_TASK:_ Check each line of the listing for the string "Windſor", count the lines that have it, and answer with that number only.
--
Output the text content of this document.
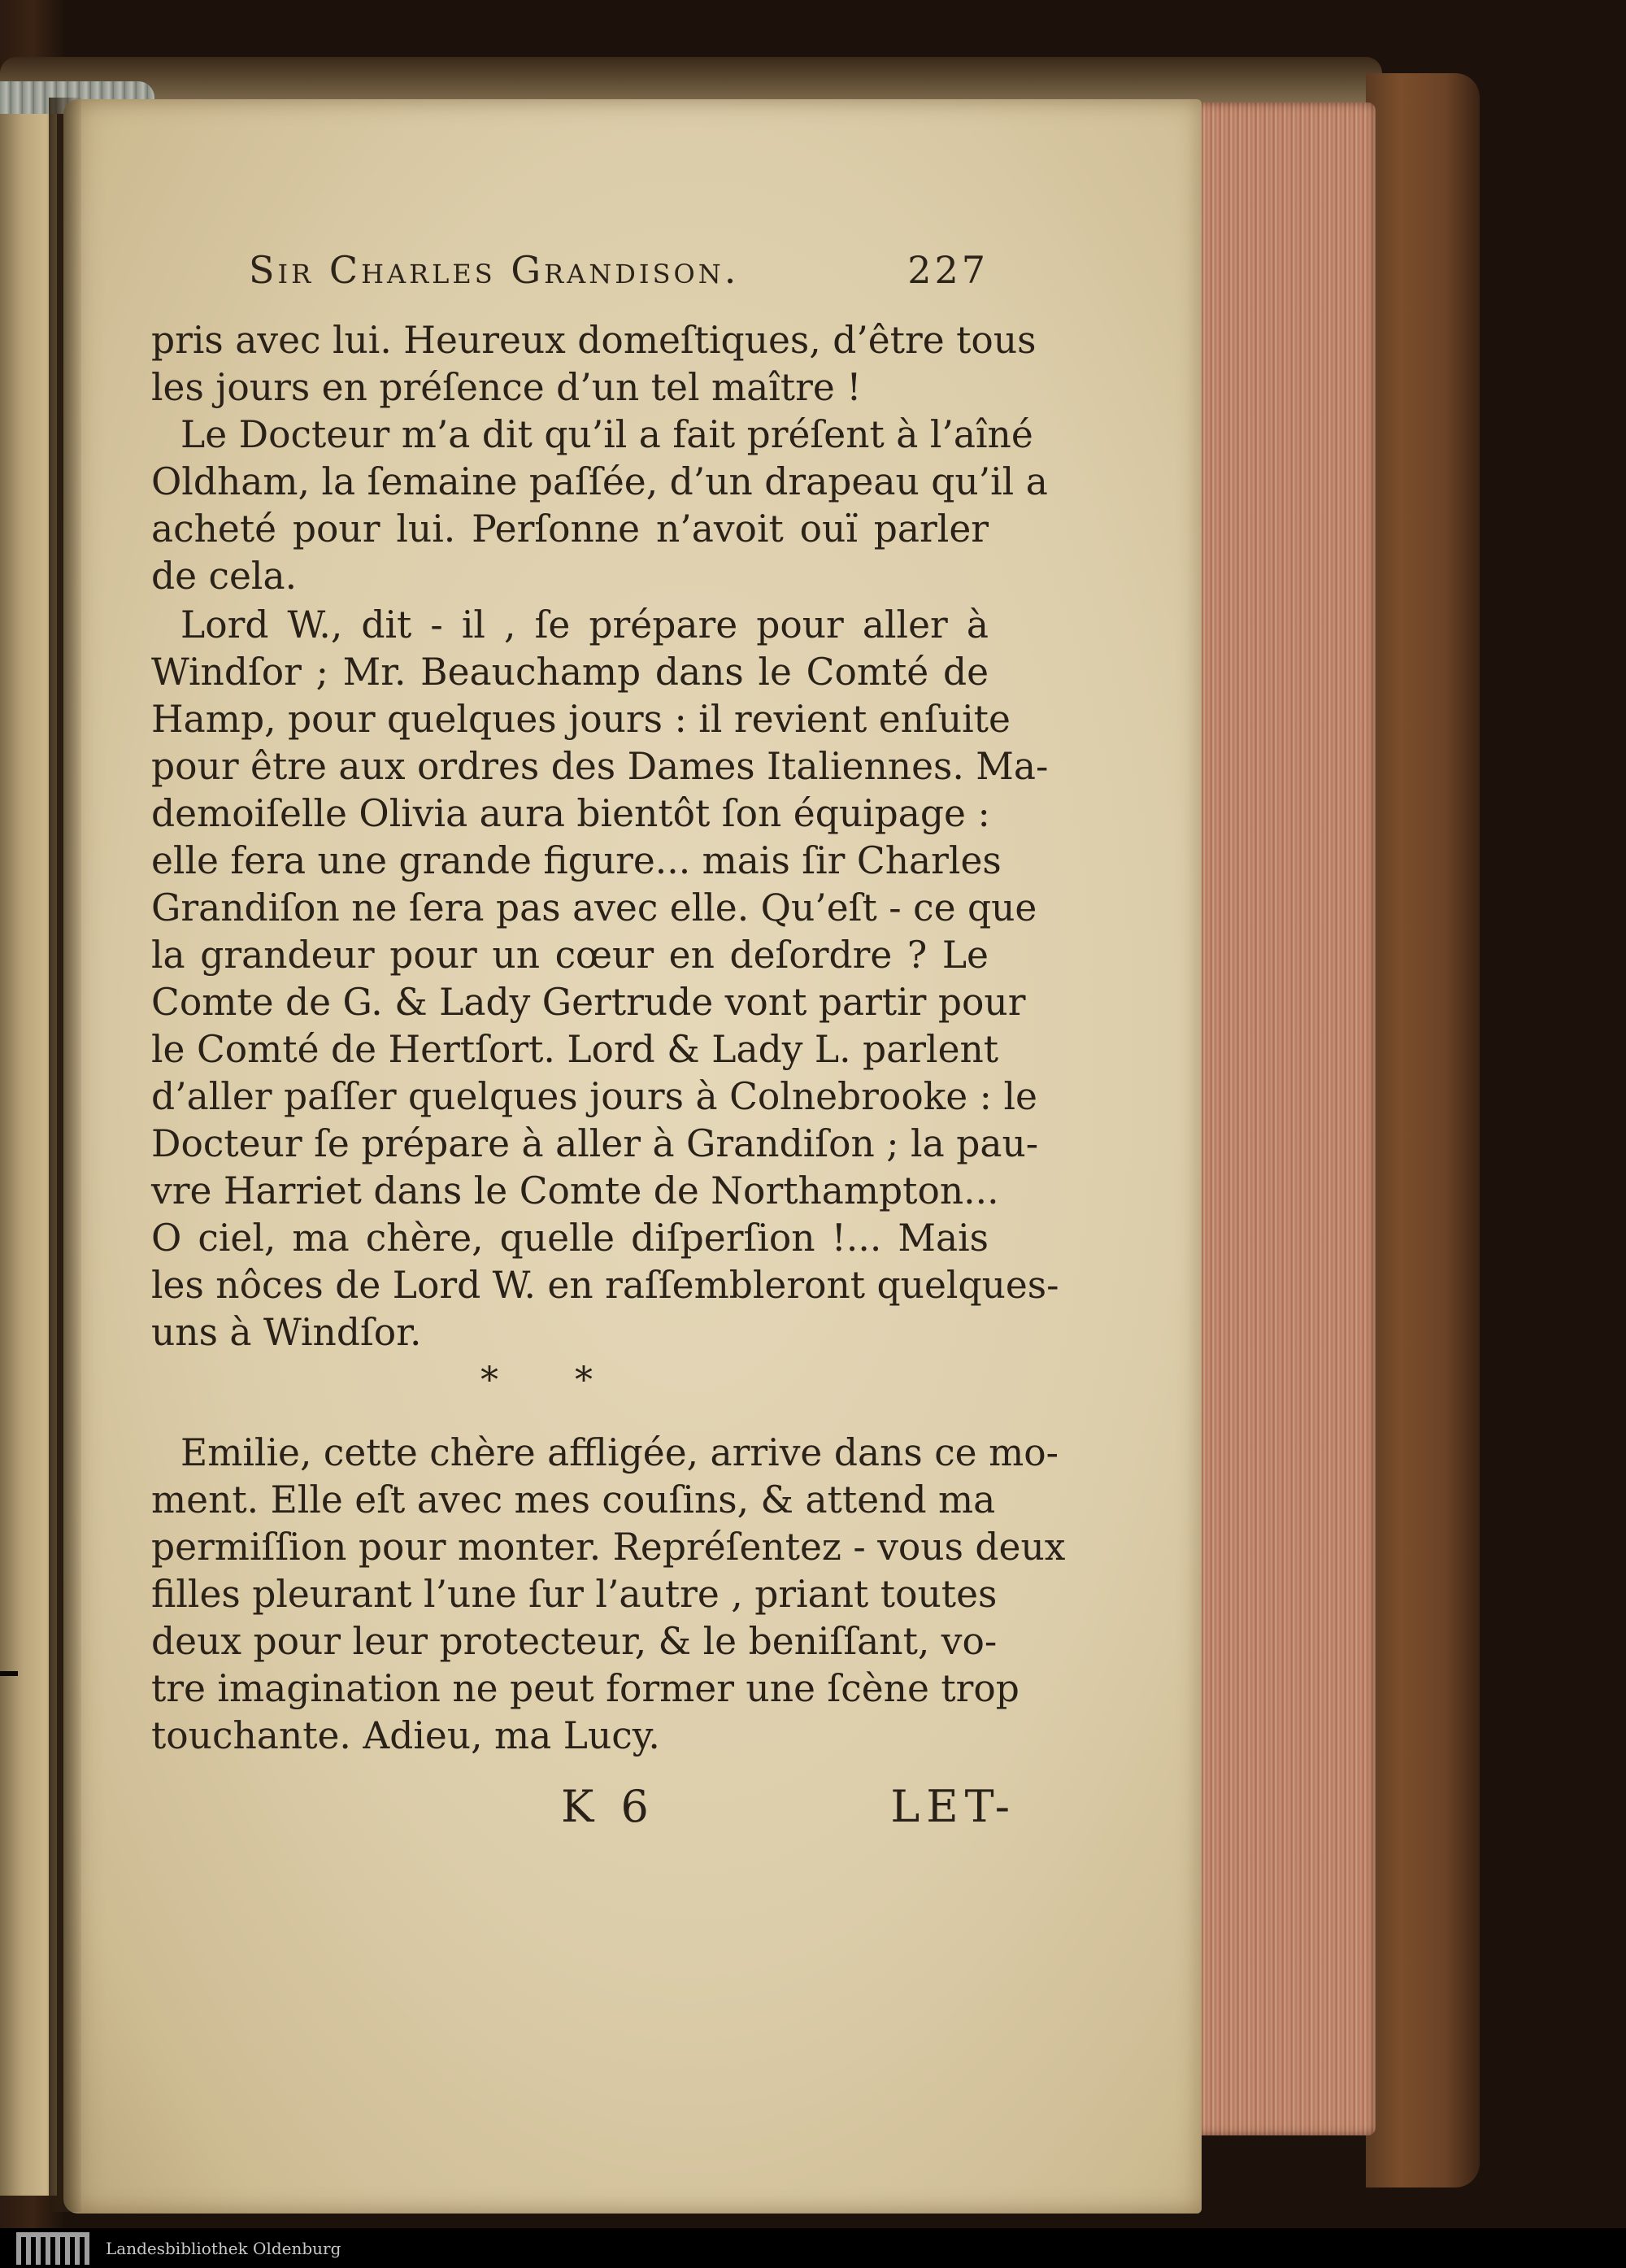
Sir Charles Grandison.	227
pris avec lui. Heureux domeſtiques, d’être tous
les jours en préſence d’un tel maître !
Le Docteur m’a dit qu’il a fait préſent à l’aîné
Oldham, la ſemaine paſſée, d’un drapeau qu’il a
acheté pour lui. Perſonne n’avoit ouï parler
de cela.
Lord W., dit - il , ſe prépare pour aller à
Windſor ; Mr. Beauchamp dans le Comté de
Hamp, pour quelques jours : il revient enſuite
pour être aux ordres des Dames Italiennes. Ma-
demoiſelle Olivia aura bientôt ſon équipage :
elle fera une grande figure... mais ſir Charles
Grandiſon ne ſera pas avec elle. Qu’eſt - ce que
la grandeur pour un cœur en deſordre ? Le
Comte de G. & Lady Gertrude vont partir pour
le Comté de Hertſort. Lord & Lady L. parlent
d’aller paſſer quelques jours à Colnebrooke : le
Docteur ſe prépare à aller à Grandiſon ; la pau-
vre Harriet dans le Comte de Northampton...
O ciel, ma chère, quelle diſperſion !... Mais
les nôces de Lord W. en raſſembleront quelques-
uns à Windſor.
* *
Emilie, cette chère affligée, arrive dans ce mo-
ment. Elle eſt avec mes couſins, & attend ma
permiſſion pour monter. Repréſentez - vous deux
filles pleurant l’une ſur l’autre , priant toutes
deux pour leur protecteur, & le beniſſant, vo-
tre imagination ne peut former une ſcène trop
touchante. Adieu, ma Lucy.
K 6	LET-
Landesbibliothek Oldenburg
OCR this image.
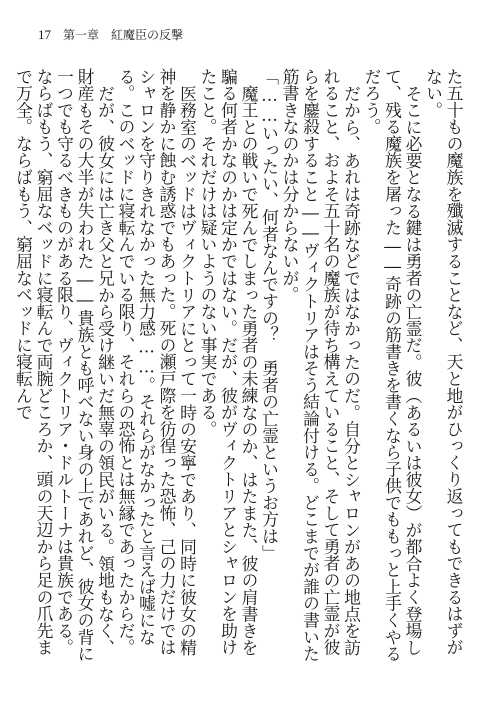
17 第一章 紅魔臣の反撃

た五十もの魔族を殲滅することなど、天と地がひっくり返ってもできるはずがない。

そこに必要となる鍵は勇者の亡霊だ。彼（あるいは彼女）が都合よく登場して、残る魔族を屠った――奇跡の筋書きを書くなら子供でももっと上手くやるだろう。

だから、あれは奇跡などではなかったのだ。自分とシャロンがあの地点を訪れること、およそ五十名の魔族が待ち構えていること、そして勇者の亡霊が彼らを鏖殺すること――ヴィクトリアはそう結論付ける。どこまでが誰の書いた筋書きなのかは分からないが。

「……いったい、何者なんですの？　勇者の亡霊というお方は」

魔王との戦いで死んでしまった勇者の未練なのか、はたまた、彼の肩書きを騙る何者かなのかは定かではない。だが、彼がヴィクトリアとシャロンを助けたこと。それだけは疑いようのない事実である。

医務室のベッドはヴィクトリアにとって一時の安寧であり、同時に彼女の精神を静かに蝕む誘惑でもあった。死の瀬戸際を彷徨った恐怖、己の力だけではシャロンを守りきれなかった無力感……。それらがなかったと言えば嘘になる。このベッドに寝転んでいる限り、それらの恐怖とは無縁であったからだ。

だが、彼女には亡き父と兄から受け継いだ無辜の領民がいる。領地もなく、財産もその大半が失われた――貴族とも呼べない身の上であれど、彼女の背に一つでも守るべきものがある限り、ヴィクトリア・ドルトーナは貴族である。ならばもう、窮屈なベッドに寝転んで両腕どころか、頭の天辺から足の爪先まで万全。ならばもう、窮屈なベッドに寝転んで
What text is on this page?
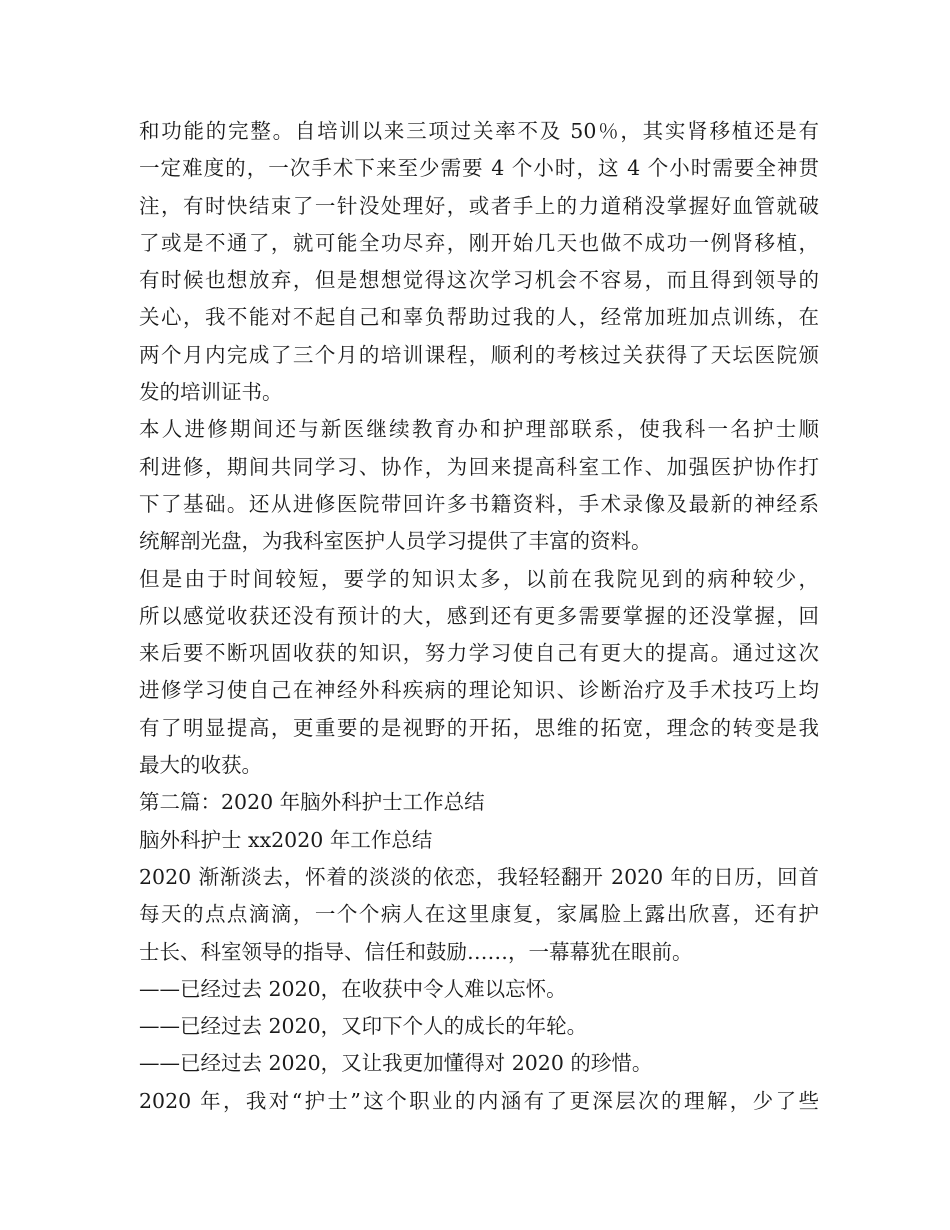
和功能的完整。自培训以来三项过关率不及 50％，其实肾移植还是有
一定难度的，一次手术下来至少需要 4 个小时，这 4 个小时需要全神贯
注，有时快结束了一针没处理好，或者手上的力道稍没掌握好血管就破
了或是不通了，就可能全功尽弃，刚开始几天也做不成功一例肾移植，
有时候也想放弃，但是想想觉得这次学习机会不容易，而且得到领导的
关心，我不能对不起自己和辜负帮助过我的人，经常加班加点训练，在
两个月内完成了三个月的培训课程，顺利的考核过关获得了天坛医院颁
发的培训证书。
本人进修期间还与新医继续教育办和护理部联系，使我科一名护士顺
利进修，期间共同学习、协作，为回来提高科室工作、加强医护协作打
下了基础。还从进修医院带回许多书籍资料，手术录像及最新的神经系
统解剖光盘，为我科室医护人员学习提供了丰富的资料。
但是由于时间较短，要学的知识太多，以前在我院见到的病种较少，
所以感觉收获还没有预计的大，感到还有更多需要掌握的还没掌握，回
来后要不断巩固收获的知识，努力学习使自己有更大的提高。通过这次
进修学习使自己在神经外科疾病的理论知识、诊断治疗及手术技巧上均
有了明显提高，更重要的是视野的开拓，思维的拓宽，理念的转变是我
最大的收获。
第二篇：2020 年脑外科护士工作总结
脑外科护士 xx2020 年工作总结
2020 渐渐淡去，怀着的淡淡的依恋，我轻轻翻开 2020 年的日历，回首
每天的点点滴滴，一个个病人在这里康复，家属脸上露出欣喜，还有护
士长、科室领导的指导、信任和鼓励……，一幕幕犹在眼前。
——已经过去 2020，在收获中令人难以忘怀。
——已经过去 2020，又印下个人的成长的年轮。
——已经过去 2020，又让我更加懂得对 2020 的珍惜。
2020 年，我对“护士”这个职业的内涵有了更深层次的理解，少了些
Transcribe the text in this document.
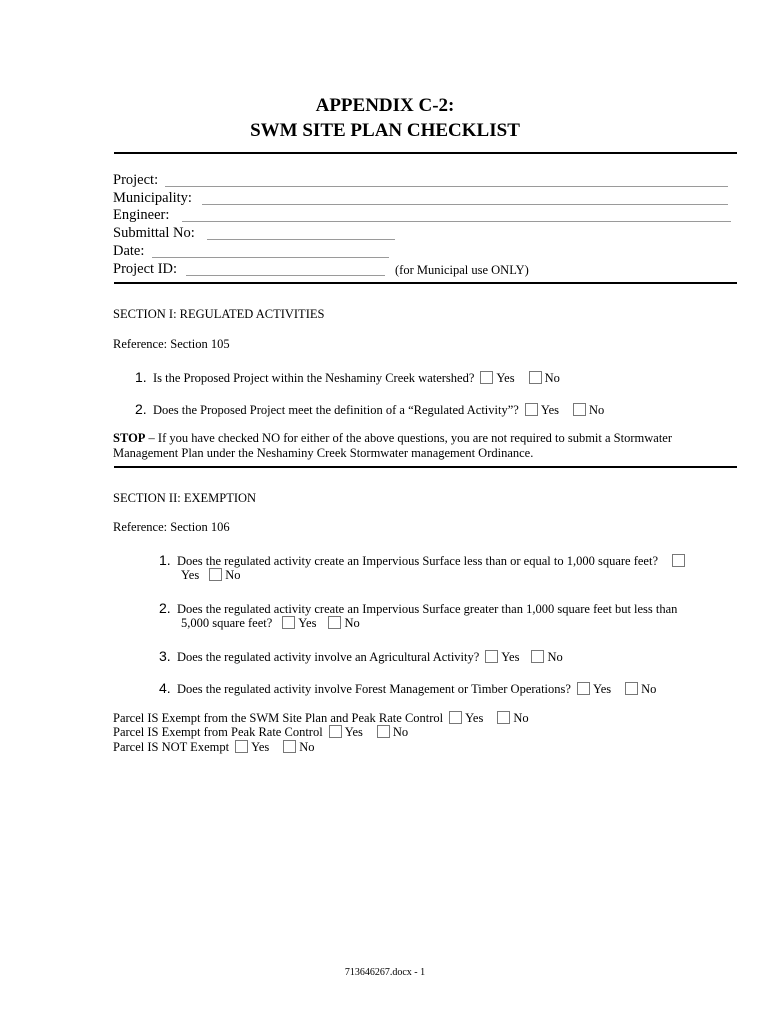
APPENDIX C-2:
SWM SITE PLAN CHECKLIST
Project:
Municipality:
Engineer:
Submittal No:
Date:
Project ID:	(for Municipal use ONLY)
SECTION I: REGULATED ACTIVITIES
Reference: Section 105
1. Is the Proposed Project within the Neshaminy Creek watershed? Yes No
2. Does the Proposed Project meet the definition of a “Regulated Activity”? Yes No
STOP – If you have checked NO for either of the above questions, you are not required to submit a Stormwater Management Plan under the Neshaminy Creek Stormwater management Ordinance.
SECTION II: EXEMPTION
Reference: Section 106
1. Does the regulated activity create an Impervious Surface less than or equal to 1,000 square feet?
Yes No
2. Does the regulated activity create an Impervious Surface greater than 1,000 square feet but less than
5,000 square feet? Yes No
3. Does the regulated activity involve an Agricultural Activity? Yes No
4. Does the regulated activity involve Forest Management or Timber Operations? Yes No
Parcel IS Exempt from the SWM Site Plan and Peak Rate Control Yes No
Parcel IS Exempt from Peak Rate Control Yes No
Parcel IS NOT Exempt Yes No
713646267.docx - 1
--
_CORRECT ANSWER:_ 2